→ **GIVEN PROBLEM**: Return the complete listing that follows, with each line reproduced exactly.

→ **EXCERPTED RECORDS**:
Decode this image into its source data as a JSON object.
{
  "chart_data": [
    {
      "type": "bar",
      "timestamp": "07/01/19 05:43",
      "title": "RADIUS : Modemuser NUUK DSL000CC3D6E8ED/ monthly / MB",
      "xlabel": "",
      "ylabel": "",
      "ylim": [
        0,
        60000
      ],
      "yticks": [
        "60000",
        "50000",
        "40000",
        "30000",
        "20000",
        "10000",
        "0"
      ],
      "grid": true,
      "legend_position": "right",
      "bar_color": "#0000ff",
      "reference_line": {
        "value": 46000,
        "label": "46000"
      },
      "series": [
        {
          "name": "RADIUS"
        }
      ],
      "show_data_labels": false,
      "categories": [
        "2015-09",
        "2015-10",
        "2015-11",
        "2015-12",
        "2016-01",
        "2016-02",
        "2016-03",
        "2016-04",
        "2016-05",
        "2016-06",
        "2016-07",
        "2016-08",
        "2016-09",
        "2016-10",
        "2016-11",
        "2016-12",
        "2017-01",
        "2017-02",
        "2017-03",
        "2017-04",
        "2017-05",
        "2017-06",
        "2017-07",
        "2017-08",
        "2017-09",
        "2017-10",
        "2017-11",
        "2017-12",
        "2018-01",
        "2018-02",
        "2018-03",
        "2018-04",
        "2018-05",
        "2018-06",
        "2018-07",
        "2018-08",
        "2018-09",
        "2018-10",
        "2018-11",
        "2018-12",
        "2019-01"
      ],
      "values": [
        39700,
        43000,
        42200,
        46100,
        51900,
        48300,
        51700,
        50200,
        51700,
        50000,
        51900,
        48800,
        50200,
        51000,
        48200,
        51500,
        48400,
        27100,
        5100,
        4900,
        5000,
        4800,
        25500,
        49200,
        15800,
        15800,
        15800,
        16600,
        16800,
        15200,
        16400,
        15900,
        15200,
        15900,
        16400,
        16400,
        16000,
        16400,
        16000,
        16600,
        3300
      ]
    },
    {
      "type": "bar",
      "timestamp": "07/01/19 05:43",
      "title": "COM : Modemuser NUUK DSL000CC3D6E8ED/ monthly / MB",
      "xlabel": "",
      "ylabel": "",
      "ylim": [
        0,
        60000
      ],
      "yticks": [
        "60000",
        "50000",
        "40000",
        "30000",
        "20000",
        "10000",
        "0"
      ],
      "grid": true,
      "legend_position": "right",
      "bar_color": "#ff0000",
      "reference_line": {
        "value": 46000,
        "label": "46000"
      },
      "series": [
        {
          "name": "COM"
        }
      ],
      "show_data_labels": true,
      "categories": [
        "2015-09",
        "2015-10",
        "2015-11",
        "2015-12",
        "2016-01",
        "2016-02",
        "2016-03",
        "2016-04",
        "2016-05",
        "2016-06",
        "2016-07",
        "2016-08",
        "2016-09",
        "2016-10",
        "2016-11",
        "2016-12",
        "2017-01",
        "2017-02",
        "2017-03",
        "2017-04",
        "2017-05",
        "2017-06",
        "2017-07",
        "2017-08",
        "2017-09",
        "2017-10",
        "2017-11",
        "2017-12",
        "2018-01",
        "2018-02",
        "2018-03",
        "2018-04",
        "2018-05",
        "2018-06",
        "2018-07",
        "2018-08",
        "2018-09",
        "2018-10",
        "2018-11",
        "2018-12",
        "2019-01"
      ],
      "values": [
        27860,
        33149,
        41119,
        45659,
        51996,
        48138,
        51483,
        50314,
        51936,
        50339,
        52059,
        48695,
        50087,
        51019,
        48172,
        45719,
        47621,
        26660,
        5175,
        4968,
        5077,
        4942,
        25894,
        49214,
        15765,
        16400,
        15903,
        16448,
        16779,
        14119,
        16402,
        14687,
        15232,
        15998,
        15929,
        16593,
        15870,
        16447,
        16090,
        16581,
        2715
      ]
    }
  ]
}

→ **REPLY TO THE EXERCISE**:
Decode this image into its source data as a JSON object.
{
  "chart_data": [
    {
      "type": "bar",
      "timestamp": "07/01/19 05:43",
      "title": "RADIUS : Modemuser NUUK DSL000CC3D6E8ED/ monthly / MB",
      "xlabel": "",
      "ylabel": "",
      "ylim": [
        0,
        60000
      ],
      "yticks": [
        "60000",
        "50000",
        "40000",
        "30000",
        "20000",
        "10000",
        "0"
      ],
      "grid": true,
      "legend_position": "right",
      "bar_color": "#0000ff",
      "reference_line": {
        "value": 46000,
        "label": "46000"
      },
      "series": [
        {
          "name": "RADIUS"
        }
      ],
      "show_data_labels": false,
      "categories": [
        "2015-09",
        "2015-10",
        "2015-11",
        "2015-12",
        "2016-01",
        "2016-02",
        "2016-03",
        "2016-04",
        "2016-05",
        "2016-06",
        "2016-07",
        "2016-08",
        "2016-09",
        "2016-10",
        "2016-11",
        "2016-12",
        "2017-01",
        "2017-02",
        "2017-03",
        "2017-04",
        "2017-05",
        "2017-06",
        "2017-07",
        "2017-08",
        "2017-09",
        "2017-10",
        "2017-11",
        "2017-12",
        "2018-01",
        "2018-02",
        "2018-03",
        "2018-04",
        "2018-05",
        "2018-06",
        "2018-07",
        "2018-08",
        "2018-09",
        "2018-10",
        "2018-11",
        "2018-12",
        "2019-01"
      ],
      "values": [
        39700,
        43000,
        42200,
        46100,
        51900,
        48300,
        51700,
        50200,
        51700,
        50000,
        51900,
        48800,
        50200,
        51000,
        48200,
        51500,
        48400,
        27100,
        5100,
        4900,
        5000,
        4800,
        25500,
        49200,
        15800,
        15800,
        15800,
        16600,
        16800,
        15200,
        16400,
        15900,
        15200,
        15900,
        16400,
        16400,
        16000,
        16400,
        16000,
        16600,
        3300
      ]
    },
    {
      "type": "bar",
      "timestamp": "07/01/19 05:43",
      "title": "COM : Modemuser NUUK DSL000CC3D6E8ED/ monthly / MB",
      "xlabel": "",
      "ylabel": "",
      "ylim": [
        0,
        60000
      ],
      "yticks": [
        "60000",
        "50000",
        "40000",
        "30000",
        "20000",
        "10000",
        "0"
      ],
      "grid": true,
      "legend_position": "right",
      "bar_color": "#ff0000",
      "reference_line": {
        "value": 46000,
        "label": "46000"
      },
      "series": [
        {
          "name": "COM"
        }
      ],
      "show_data_labels": true,
      "categories": [
        "2015-09",
        "2015-10",
        "2015-11",
        "2015-12",
        "2016-01",
        "2016-02",
        "2016-03",
        "2016-04",
        "2016-05",
        "2016-06",
        "2016-07",
        "2016-08",
        "2016-09",
        "2016-10",
        "2016-11",
        "2016-12",
        "2017-01",
        "2017-02",
        "2017-03",
        "2017-04",
        "2017-05",
        "2017-06",
        "2017-07",
        "2017-08",
        "2017-09",
        "2017-10",
        "2017-11",
        "2017-12",
        "2018-01",
        "2018-02",
        "2018-03",
        "2018-04",
        "2018-05",
        "2018-06",
        "2018-07",
        "2018-08",
        "2018-09",
        "2018-10",
        "2018-11",
        "2018-12",
        "2019-01"
      ],
      "values": [
        27860,
        33149,
        41119,
        45659,
        51996,
        48138,
        51483,
        50314,
        51936,
        50339,
        52059,
        48695,
        50087,
        51019,
        48172,
        45719,
        47621,
        26660,
        5175,
        4968,
        5077,
        4942,
        25894,
        49214,
        15765,
        16400,
        15903,
        16448,
        16779,
        14119,
        16402,
        14687,
        15232,
        15998,
        15929,
        16593,
        15870,
        16447,
        16090,
        16581,
        2715
      ]
    }
  ]
}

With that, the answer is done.